Tasks
#1 Copy out the passage of the drilling-across post that begins at the words "Conformed dimensions ensure" and ends after the words "of these stars.".
#2 Pick up the blog post about drilling across where it stops and keep writing it.

Supplied text

Chris Adamson’s Blog: Three ways to drill across

Friday, December 23, 2011

Three ways to drill across

Previous posts have explored the importance of conformed dimensions and drilling across. This post looks at the process of drilling across in more detail.

There are three primary methods for drilling across. These methods can be leveraged manually, automated with BI software, or performed during the data integration process.

Querying multiple stars

Conformed dimensions ensure compatibility of information in various stars and data marts; drilling across is the process of bringing it together. (For a refresher, see this post.)

For example, suppose we wish to compute "Return Rate" by product. Return rate is the ratio of shipments to returns.

Information about shipments and returns is captured in two granular star schemas:

shipment_facts captures shipment metrics by Salesperson, Customer, Product, Proposal, Contract, Shipment, Shipper, and Shipment Date
return_facts captures return metrics by Salesperson, Customer, Product, Contract, Reason and Return Date

Reporting on return rate will require comparing facts from each of these stars.

Drilling across

Recall that fetching facts from more than one fact table requires careful construction of queries. It is not appropriate to join two fact tables together, nor to link them via shared dimensions. Doing so will double-count facts, triple-count them, or worse.

Instead, the process must be completed in two phases.

Supplied data

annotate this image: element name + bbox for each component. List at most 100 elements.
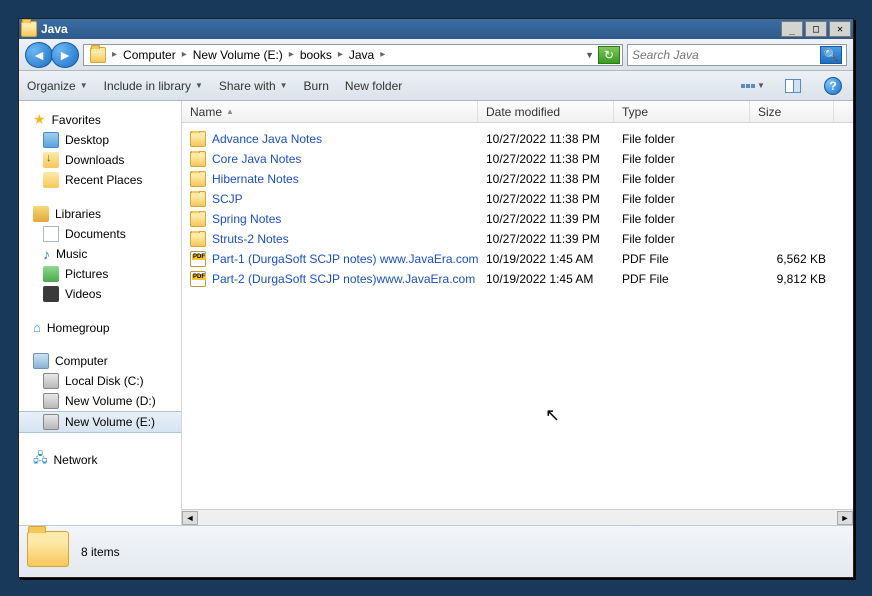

Results by task
#1
Conformed dimensions ensure compatibility of information in various stars and data marts; drilling across is the process of bringing it together. (For a refresher, see this post.)

For example, suppose we wish to compute "Return Rate" by product. Return rate is the ratio of shipments to returns.

Information about shipments and returns is captured in two granular star schemas:

shipment_facts captures shipment metrics by Salesperson, Customer, Product, Proposal, Contract, Shipment, Shipper, and Shipment Date
return_facts captures return metrics by Salesperson, Customer, Product, Contract, Reason and Return Date

Reporting on return rate will require comparing facts from each of these stars.

#2
Phase 1: Fetch facts from each fact table separately, aggregating them to a common level of detail
Phase 2: Merge these intermediate result sets together based on their common dimensions

In practice, there are several ways that this task can be performed.

Method 1: Issue two queries, then merge the results

The first method for drilling across completes phase 1 on the database, and phase 2 in the application (or on the application server).

Construct two separate queries: the sum of quantity shipped by product, and the sum of quantity returned by product.
Take the two result sets as returned by the DBMS, and merge them based on the common products. Compute the ratio at this point.

While it may seem odd that phase 2 not be performed on the DBMS, note that if the data sets are already sorted, this step is trivial.

Method 2: Build temp tables, then join them

The second method performs both phases on the DBMS, making use of temporary tables.

Construct two SQL statements that create temporary tables: the sum of quantity shipped by product, and the sum of quantity returned by product
When these are completed, issue a query that performs a full outer join of these tables on the product names and computes the ratio.

Be sure that the temporary tables are cleaned up.

Method 3: Join subqueries

Like the previous method, this method performs all the work on the DBMS. In this case, however, a single query does all the work.

Queries for each fact table are written, then joined together in the FROM clause of a master query. For example:

SELECT
COALESCE (shp.product, rtn.product) as Product,
quantity_returned / quantity_shipped as ReturnRate
FROM
( SELECT product, sum(quantity_shipped)as quantity_shipped
    FROM shipment_facts, product
    WHERE .....
) shp
FULL OUTER JOIN
( SELECT product, sum(quantity_returned) as quantity_returned
    FROM return_facts, product
    WHERE....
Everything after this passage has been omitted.